▸ TASK DIRECTIONS:
Write out all the data again, exactly as it stands.
Start of INPUT FOR THIS TASK
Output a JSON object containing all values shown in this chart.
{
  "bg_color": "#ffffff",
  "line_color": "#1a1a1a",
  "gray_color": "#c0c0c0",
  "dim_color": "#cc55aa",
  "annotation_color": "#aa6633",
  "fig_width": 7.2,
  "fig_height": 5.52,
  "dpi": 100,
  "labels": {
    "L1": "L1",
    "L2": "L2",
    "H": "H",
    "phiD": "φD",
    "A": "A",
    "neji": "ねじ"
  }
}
End of INPUT FOR THIS TASK
▸ ANSWER TO THIS PROBLEM:
Output a JSON object containing all values shown in this chart.
{
  "bg_color": "#ffffff",
  "line_color": "#1a1a1a",
  "gray_color": "#c0c0c0",
  "dim_color": "#cc55aa",
  "annotation_color": "#aa6633",
  "fig_width": 7.2,
  "fig_height": 5.52,
  "dpi": 100,
  "labels": {
    "L1": "L1",
    "L2": "L2",
    "H": "H",
    "phiD": "φD",
    "A": "A",
    "neji": "ねじ"
  }
}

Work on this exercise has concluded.